- TASK PROMPT:
Each line of the records containing "types" is to be copied out and returned.

- TASK DATA:
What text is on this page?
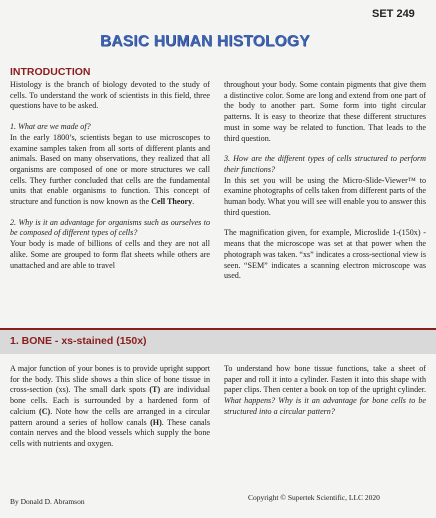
SET 249
BASIC HUMAN HISTOLOGY
INTRODUCTION

Histology is the branch of biology devoted to the study of cells. To understand the work of scientists in this field, three questions have to be asked.

1. What are we made of?
In the early 1800’s, scientists began to use microscopes to examine samples taken from all sorts of different plants and animals. Based on many observations, they realized that all organisms are composed of one or more structures we call cells. They further concluded that cells are the fundamental units that enable organisms to function. This concept of structure and function is now known as the Cell Theory.

2. Why is it an advantage for organisms such as ourselves to be composed of different types of cells?
Your body is made of billions of cells and they are not all alike. Some are grouped to form flat sheets while others are unattached and are able to travel

throughout your body. Some contain pigments that give them a distinctive color. Some are long and extend from one part of the body to another part. Some form into tight circular patterns. It is easy to theorize that these different structures must in some way be related to function. That leads to the third question.

3. How are the different types of cells structured to perform their functions?
In this set you will be using the Micro-Slide-Viewer™ to examine photographs of cells taken from different parts of the human body. What you will see will enable you to answer this third question.

The magnification given, for example, Microslide 1-(150x) - means that the microscope was set at that power when the photograph was taken. “xs” indicates a cross-sectional view is seen. “SEM” indicates a scanning electron microscope was used.

1. BONE - xs-stained (150x)

A major function of your bones is to provide upright support for the body. This slide shows a thin slice of bone tissue in cross-section (xs). The small dark spots (T) are individual bone cells. Each is surrounded by a hardened form of calcium (C). Note how the cells are arranged in a circular pattern around a series of hollow canals (H). These canals contain nerves and the blood vessels which supply the bone cells with nutrients and oxygen.

To understand how bone tissue functions, take a sheet of paper and roll it into a cylinder. Fasten it into this shape with paper clips. Then center a book on top of the upright cylinder. What happens? Why is it an advantage for bone cells to be structured into a circular pattern?

By Donald D. Abramson	Copyright © Supertek Scientific, LLC 2020
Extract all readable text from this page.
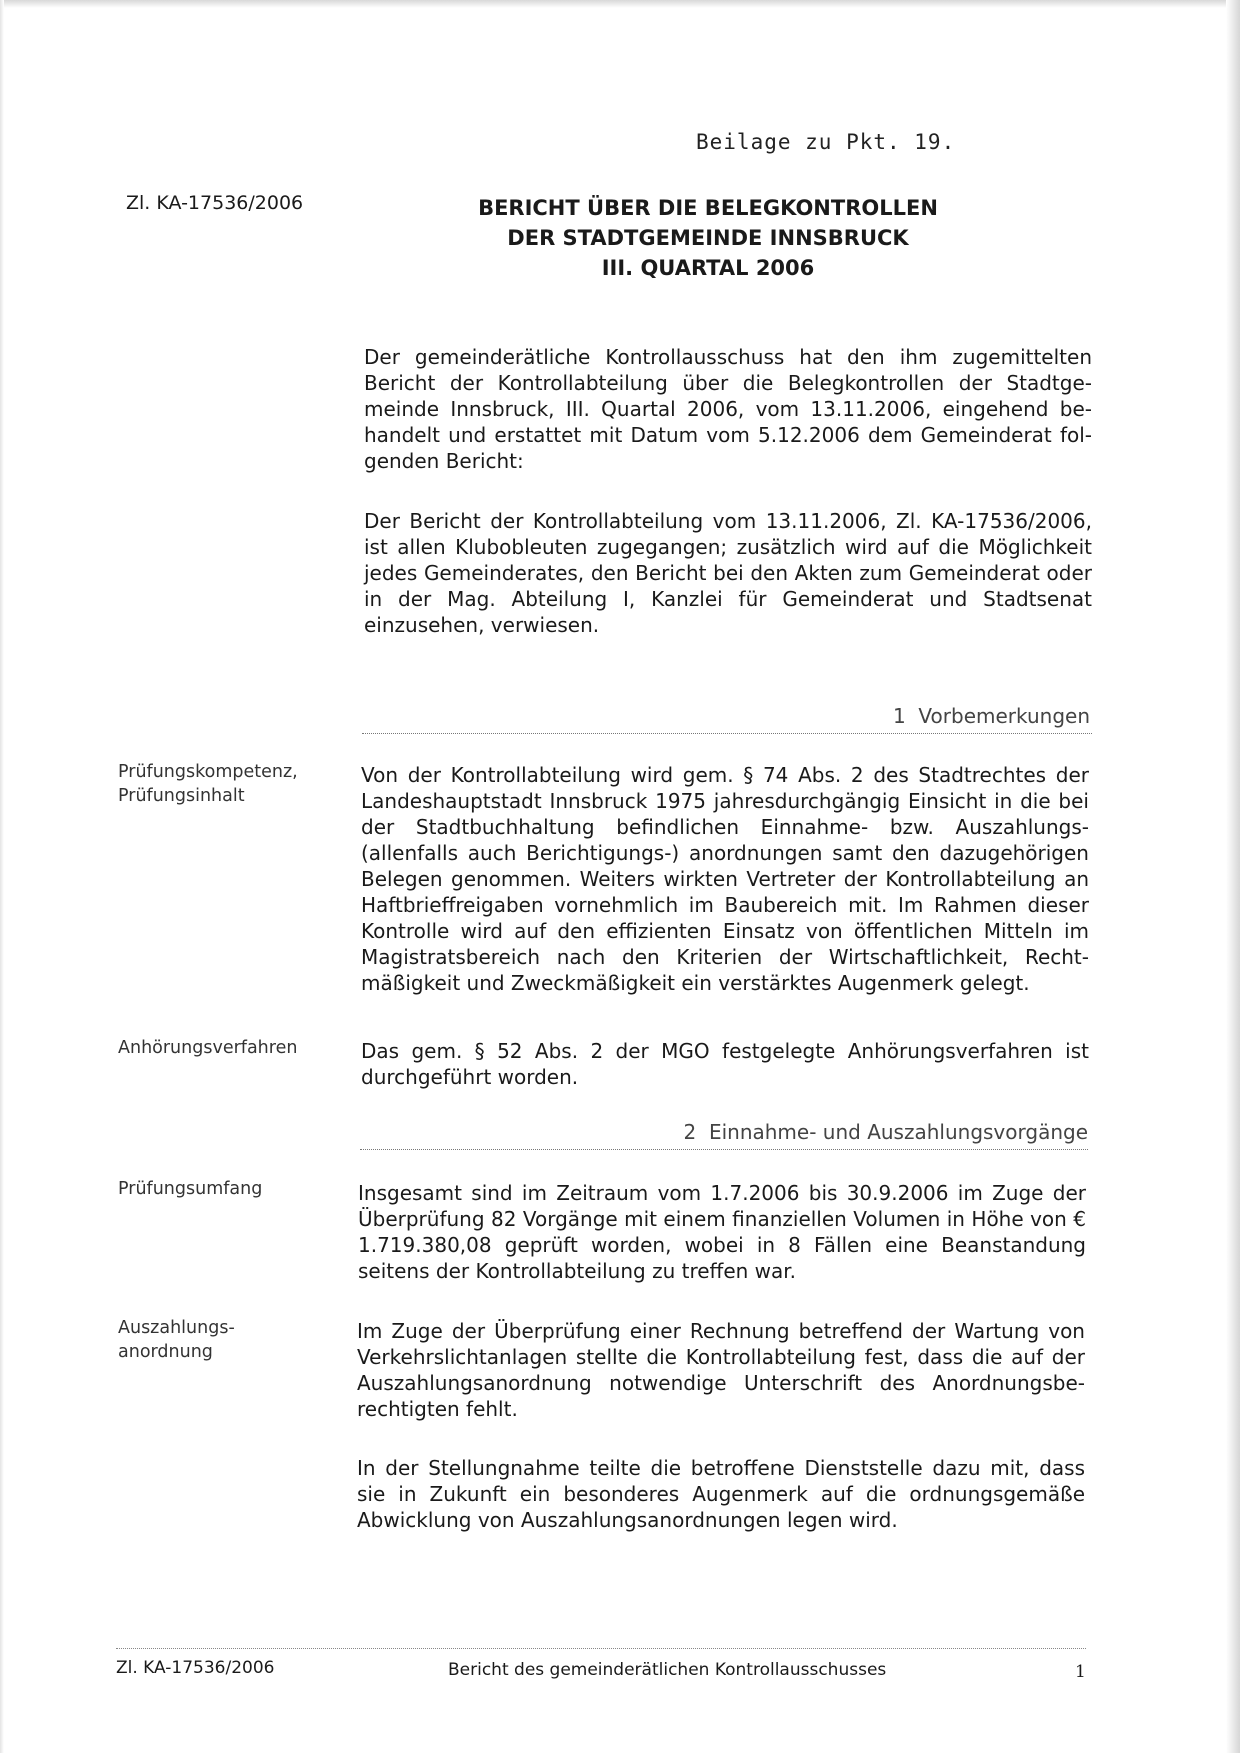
Beilage zu Pkt. 19.
Zl. KA-17536/2006	BERICHT ÜBER DIE BELEGKONTROLLEN
DER STADTGEMEINDE INNSBRUCK
III. QUARTAL 2006
Der gemeinderätliche Kontrollausschuss hat den ihm zugemittelten Bericht der Kontrollabteilung über die Belegkontrollen der Stadtgemeinde Innsbruck, III. Quartal 2006, vom 13.11.2006, eingehend behandelt und erstattet mit Datum vom 5.12.2006 dem Gemeinderat folgenden Bericht:
Der Bericht der Kontrollabteilung vom 13.11.2006, Zl. KA-17536/2006, ist allen Klubobleuten zugegangen; zusätzlich wird auf die Möglichkeit jedes Gemeinderates, den Bericht bei den Akten zum Gemeinderat oder in der Mag. Abteilung I, Kanzlei für Gemeinderat und Stadtsenat einzusehen, verwiesen.
1  Vorbemerkungen
Prüfungskompetenz,
Prüfungsinhalt
Von der Kontrollabteilung wird gem. § 74 Abs. 2 des Stadtrechtes der Landeshauptstadt Innsbruck 1975 jahresdurchgängig Einsicht in die bei der Stadtbuchhaltung befindlichen Einnahme- bzw. Auszahlungs- (allenfalls auch Berichtigungs-) anordnungen samt den dazugehörigen Belegen genommen. Weiters wirkten Vertreter der Kontrollabteilung an Haftbrieffreigaben vornehmlich im Baubereich mit. Im Rahmen dieser Kontrolle wird auf den effizienten Einsatz von öffentlichen Mitteln im Magistratsbereich nach den Kriterien der Wirtschaftlichkeit, Rechtmäßigkeit und Zweckmäßigkeit ein verstärktes Augenmerk gelegt.
Anhörungsverfahren	Das gem. § 52 Abs. 2 der MGO festgelegte Anhörungsverfahren ist durchgeführt worden.
2  Einnahme- und Auszahlungsvorgänge
Prüfungsumfang	Insgesamt sind im Zeitraum vom 1.7.2006 bis 30.9.2006 im Zuge der Überprüfung 82 Vorgänge mit einem finanziellen Volumen in Höhe von € 1.719.380,08 geprüft worden, wobei in 8 Fällen eine Beanstandung seitens der Kontrollabteilung zu treffen war.
Auszahlungs-
anordnung
Im Zuge der Überprüfung einer Rechnung betreffend der Wartung von Verkehrslichtanlagen stellte die Kontrollabteilung fest, dass die auf der Auszahlungsanordnung notwendige Unterschrift des Anordnungsberechtigten fehlt.
In der Stellungnahme teilte die betroffene Dienststelle dazu mit, dass sie in Zukunft ein besonderes Augenmerk auf die ordnungsgemäße Abwicklung von Auszahlungsanordnungen legen wird.
Zl. KA-17536/2006	Bericht des gemeinderätlichen Kontrollausschusses	1
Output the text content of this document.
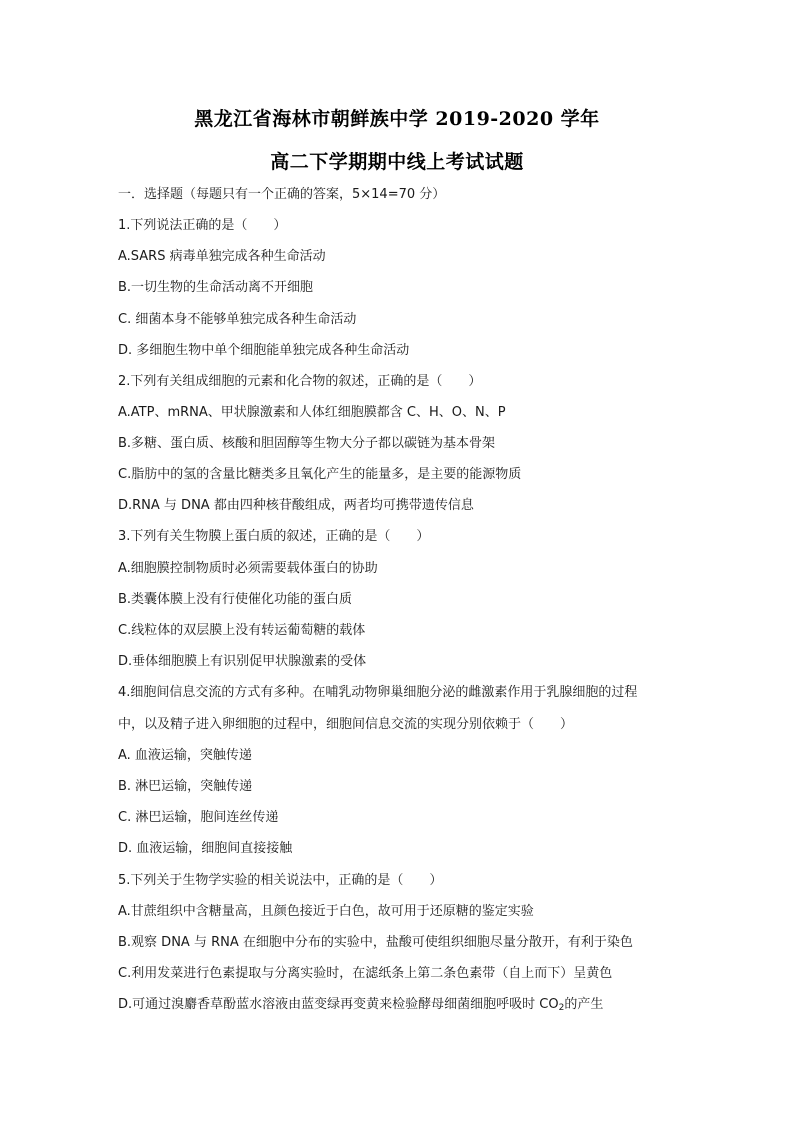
黑龙江省海林市朝鲜族中学 2019-2020 学年
高二下学期期中线上考试试题
一．选择题（每题只有一个正确的答案，5×14=70 分）
1.下列说法正确的是（　　）
A.SARS 病毒单独完成各种生命活动
B.一切生物的生命活动离不开细胞
C. 细菌本身不能够单独完成各种生命活动
D. 多细胞生物中单个细胞能单独完成各种生命活动
2.下列有关组成细胞的元素和化合物的叙述，正确的是（　　）
A.ATP、mRNA、甲状腺激素和人体红细胞膜都含 C、H、O、N、P
B.多糖、蛋白质、核酸和胆固醇等生物大分子都以碳链为基本骨架
C.脂肪中的氢的含量比糖类多且氧化产生的能量多，是主要的能源物质
D.RNA 与 DNA 都由四种核苷酸组成，两者均可携带遗传信息
3.下列有关生物膜上蛋白质的叙述，正确的是（　　）
A.细胞膜控制物质时必须需要载体蛋白的协助
B.类囊体膜上没有行使催化功能的蛋白质
C.线粒体的双层膜上没有转运葡萄糖的载体
D.垂体细胞膜上有识别促甲状腺激素的受体
4.细胞间信息交流的方式有多种。在哺乳动物卵巢细胞分泌的雌激素作用于乳腺细胞的过程
中，以及精子进入卵细胞的过程中，细胞间信息交流的实现分别依赖于（　　）
A. 血液运输，突触传递
B. 淋巴运输，突触传递
C. 淋巴运输，胞间连丝传递
D. 血液运输，细胞间直接接触
5.下列关于生物学实验的相关说法中，正确的是（　　）
A.甘蔗组织中含糖量高，且颜色接近于白色，故可用于还原糖的鉴定实验
B.观察 DNA 与 RNA 在细胞中分布的实验中，盐酸可使组织细胞尽量分散开，有利于染色
C.利用发菜进行色素提取与分离实验时，在滤纸条上第二条色素带（自上而下）呈黄色
D.可通过溴麝香草酚蓝水溶液由蓝变绿再变黄来检验酵母细菌细胞呼吸时 $CO_2$的产生
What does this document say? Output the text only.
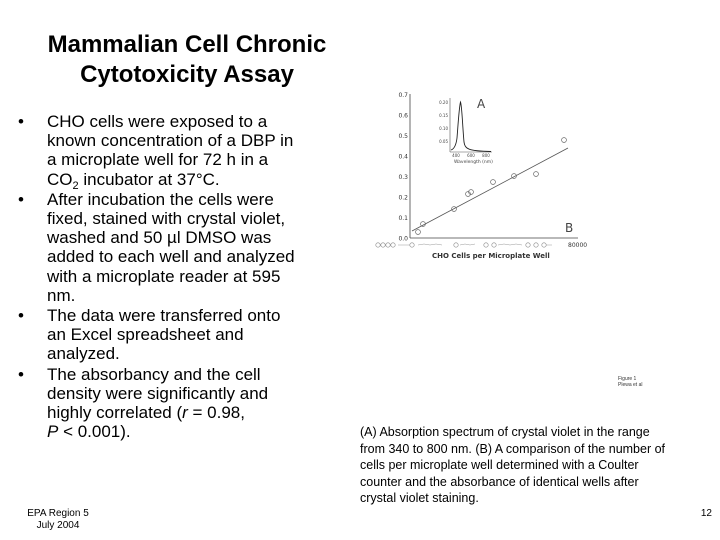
Mammalian Cell Chronic
Cytotoxicity Assay
• CHO cells were exposed to a
known concentration of a DBP in
a microplate well for 72 h in a
$CO_2$ incubator at 37°C.
• After incubation the cells were
fixed, stained with crystal violet,
washed and 50 µl DMSO was
added to each well and analyzed
with a microplate reader at 595
nm.
• The data were transferred onto
an Excel spreadsheet and
analyzed.
• The absorbancy and the cell
density were significantly and
highly correlated (r = 0.98,
P < 0.001).
0.7
0.6
0.5
0.4
0.3
0.2
0.1
0.0
80000
CHO Cells per Microplate Well
B
0.20
0.15
0.10
0.05
400 600 800
Wavelength (nm)
A
Figure 1
Plewa et al
(A) Absorption spectrum of crystal violet in the range
from 340 to 800 nm. (B) A comparison of the number of
cells per microplate well determined with a Coulter
counter and the absorbance of identical wells after
crystal violet staining.
EPA Region 5
July 2004
12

- COMPLETED EXERCISE:
2. Why is it an advantage for organisms such as ourselves to be composed of different types of cells?
3. How are the different types of cells structured to perform their functions?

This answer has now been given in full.